>> start

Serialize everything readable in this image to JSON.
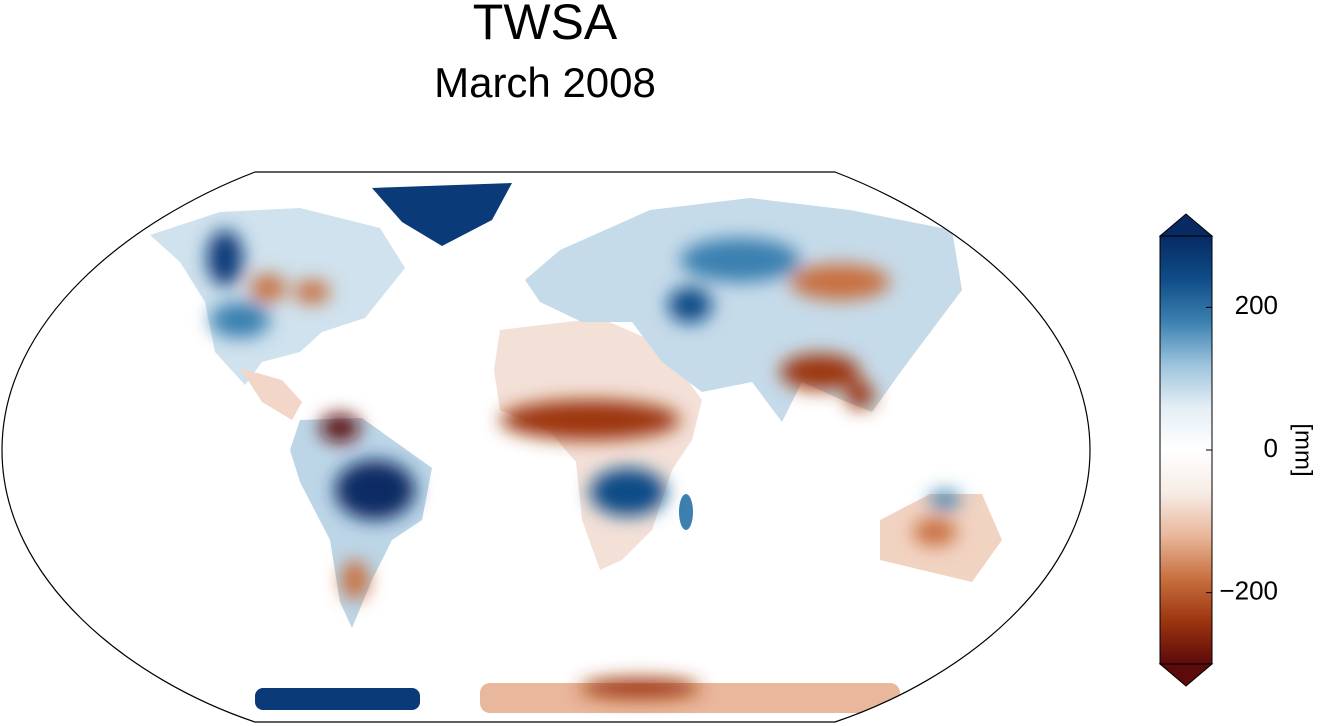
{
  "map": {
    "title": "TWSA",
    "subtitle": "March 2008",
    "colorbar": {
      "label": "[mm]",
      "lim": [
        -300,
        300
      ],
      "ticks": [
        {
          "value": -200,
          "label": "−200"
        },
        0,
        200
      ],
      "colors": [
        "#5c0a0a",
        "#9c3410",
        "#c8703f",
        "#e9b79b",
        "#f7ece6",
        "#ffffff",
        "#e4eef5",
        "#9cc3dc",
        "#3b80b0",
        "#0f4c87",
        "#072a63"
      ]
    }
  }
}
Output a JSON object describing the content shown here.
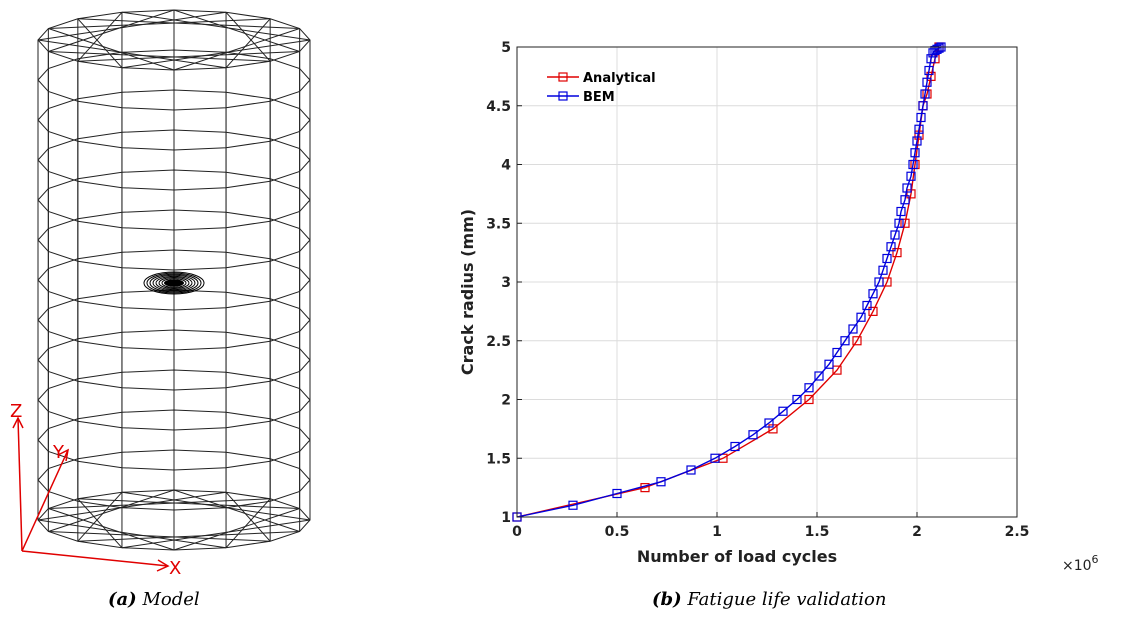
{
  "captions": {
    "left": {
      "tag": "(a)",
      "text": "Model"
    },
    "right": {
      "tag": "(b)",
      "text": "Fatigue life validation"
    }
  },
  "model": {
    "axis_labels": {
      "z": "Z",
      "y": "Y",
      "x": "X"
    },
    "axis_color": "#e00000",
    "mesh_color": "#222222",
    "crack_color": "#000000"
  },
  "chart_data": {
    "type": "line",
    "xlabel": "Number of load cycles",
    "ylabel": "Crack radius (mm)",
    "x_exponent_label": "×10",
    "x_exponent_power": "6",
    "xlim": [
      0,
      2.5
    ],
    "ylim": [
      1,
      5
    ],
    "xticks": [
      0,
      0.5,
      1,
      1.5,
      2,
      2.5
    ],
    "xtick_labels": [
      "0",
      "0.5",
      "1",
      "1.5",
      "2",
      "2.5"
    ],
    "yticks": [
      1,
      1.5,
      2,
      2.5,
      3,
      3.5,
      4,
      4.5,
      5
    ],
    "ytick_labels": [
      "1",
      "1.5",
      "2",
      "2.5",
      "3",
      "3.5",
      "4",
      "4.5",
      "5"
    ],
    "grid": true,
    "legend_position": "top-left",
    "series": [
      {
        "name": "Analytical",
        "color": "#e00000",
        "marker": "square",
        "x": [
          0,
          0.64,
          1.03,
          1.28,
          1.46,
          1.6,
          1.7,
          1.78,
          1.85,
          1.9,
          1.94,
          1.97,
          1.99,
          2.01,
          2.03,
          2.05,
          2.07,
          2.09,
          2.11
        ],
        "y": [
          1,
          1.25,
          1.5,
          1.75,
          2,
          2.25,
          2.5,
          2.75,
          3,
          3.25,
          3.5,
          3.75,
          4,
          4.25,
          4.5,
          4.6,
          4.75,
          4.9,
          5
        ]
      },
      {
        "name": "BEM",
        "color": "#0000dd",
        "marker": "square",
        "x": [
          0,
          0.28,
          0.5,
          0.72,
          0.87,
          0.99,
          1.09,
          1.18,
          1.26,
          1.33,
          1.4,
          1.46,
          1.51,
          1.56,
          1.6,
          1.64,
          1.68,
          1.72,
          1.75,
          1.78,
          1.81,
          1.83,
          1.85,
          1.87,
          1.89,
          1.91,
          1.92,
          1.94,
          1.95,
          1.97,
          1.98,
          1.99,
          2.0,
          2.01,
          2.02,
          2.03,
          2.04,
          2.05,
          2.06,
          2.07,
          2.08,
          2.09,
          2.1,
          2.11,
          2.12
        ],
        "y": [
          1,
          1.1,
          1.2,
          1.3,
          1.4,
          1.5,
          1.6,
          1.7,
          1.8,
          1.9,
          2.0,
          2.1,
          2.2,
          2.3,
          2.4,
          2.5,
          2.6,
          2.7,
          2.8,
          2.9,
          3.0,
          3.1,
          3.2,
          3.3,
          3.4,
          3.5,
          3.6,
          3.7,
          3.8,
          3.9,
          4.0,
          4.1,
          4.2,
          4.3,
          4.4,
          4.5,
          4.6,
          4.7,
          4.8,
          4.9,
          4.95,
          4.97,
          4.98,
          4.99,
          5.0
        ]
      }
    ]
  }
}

>> end

PROBLEM DESCRIPTION
In this exercise, set down all of the data exactly, without the pictures.

EXERCISE RESPONSE
Serialize everything readable in this image to JSON.
{
  "map": {
    "title": "TWSA",
    "subtitle": "March 2008",
    "colorbar": {
      "label": "[mm]",
      "lim": [
        -300,
        300
      ],
      "ticks": [
        {
          "value": -200,
          "label": "−200"
        },
        0,
        200
      ],
      "colors": [
        "#5c0a0a",
        "#9c3410",
        "#c8703f",
        "#e9b79b",
        "#f7ece6",
        "#ffffff",
        "#e4eef5",
        "#9cc3dc",
        "#3b80b0",
        "#0f4c87",
        "#072a63"
      ]
    }
  }
}
Output a JSON object describing the content shown here.
{
  "captions": {
    "left": {
      "tag": "(a)",
      "text": "Model"
    },
    "right": {
      "tag": "(b)",
      "text": "Fatigue life validation"
    }
  },
  "model": {
    "axis_labels": {
      "z": "Z",
      "y": "Y",
      "x": "X"
    },
    "axis_color": "#e00000",
    "mesh_color": "#222222",
    "crack_color": "#000000"
  },
  "chart_data": {
    "type": "line",
    "xlabel": "Number of load cycles",
    "ylabel": "Crack radius (mm)",
    "x_exponent_label": "×10",
    "x_exponent_power": "6",
    "xlim": [
      0,
      2.5
    ],
    "ylim": [
      1,
      5
    ],
    "xticks": [
      0,
      0.5,
      1,
      1.5,
      2,
      2.5
    ],
    "xtick_labels": [
      "0",
      "0.5",
      "1",
      "1.5",
      "2",
      "2.5"
    ],
    "yticks": [
      1,
      1.5,
      2,
      2.5,
      3,
      3.5,
      4,
      4.5,
      5
    ],
    "ytick_labels": [
      "1",
      "1.5",
      "2",
      "2.5",
      "3",
      "3.5",
      "4",
      "4.5",
      "5"
    ],
    "grid": true,
    "legend_position": "top-left",
    "series": [
      {
        "name": "Analytical",
        "color": "#e00000",
        "marker": "square",
        "x": [
          0,
          0.64,
          1.03,
          1.28,
          1.46,
          1.6,
          1.7,
          1.78,
          1.85,
          1.9,
          1.94,
          1.97,
          1.99,
          2.01,
          2.03,
          2.05,
          2.07,
          2.09,
          2.11
        ],
        "y": [
          1,
          1.25,
          1.5,
          1.75,
          2,
          2.25,
          2.5,
          2.75,
          3,
          3.25,
          3.5,
          3.75,
          4,
          4.25,
          4.5,
          4.6,
          4.75,
          4.9,
          5
        ]
      },
      {
        "name": "BEM",
        "color": "#0000dd",
        "marker": "square",
        "x": [
          0,
          0.28,
          0.5,
          0.72,
          0.87,
          0.99,
          1.09,
          1.18,
          1.26,
          1.33,
          1.4,
          1.46,
          1.51,
          1.56,
          1.6,
          1.64,
          1.68,
          1.72,
          1.75,
          1.78,
          1.81,
          1.83,
          1.85,
          1.87,
          1.89,
          1.91,
          1.92,
          1.94,
          1.95,
          1.97,
          1.98,
          1.99,
          2.0,
          2.01,
          2.02,
          2.03,
          2.04,
          2.05,
          2.06,
          2.07,
          2.08,
          2.09,
          2.1,
          2.11,
          2.12
        ],
        "y": [
          1,
          1.1,
          1.2,
          1.3,
          1.4,
          1.5,
          1.6,
          1.7,
          1.8,
          1.9,
          2.0,
          2.1,
          2.2,
          2.3,
          2.4,
          2.5,
          2.6,
          2.7,
          2.8,
          2.9,
          3.0,
          3.1,
          3.2,
          3.3,
          3.4,
          3.5,
          3.6,
          3.7,
          3.8,
          3.9,
          4.0,
          4.1,
          4.2,
          4.3,
          4.4,
          4.5,
          4.6,
          4.7,
          4.8,
          4.9,
          4.95,
          4.97,
          4.98,
          4.99,
          5.0
        ]
      }
    ]
  }
}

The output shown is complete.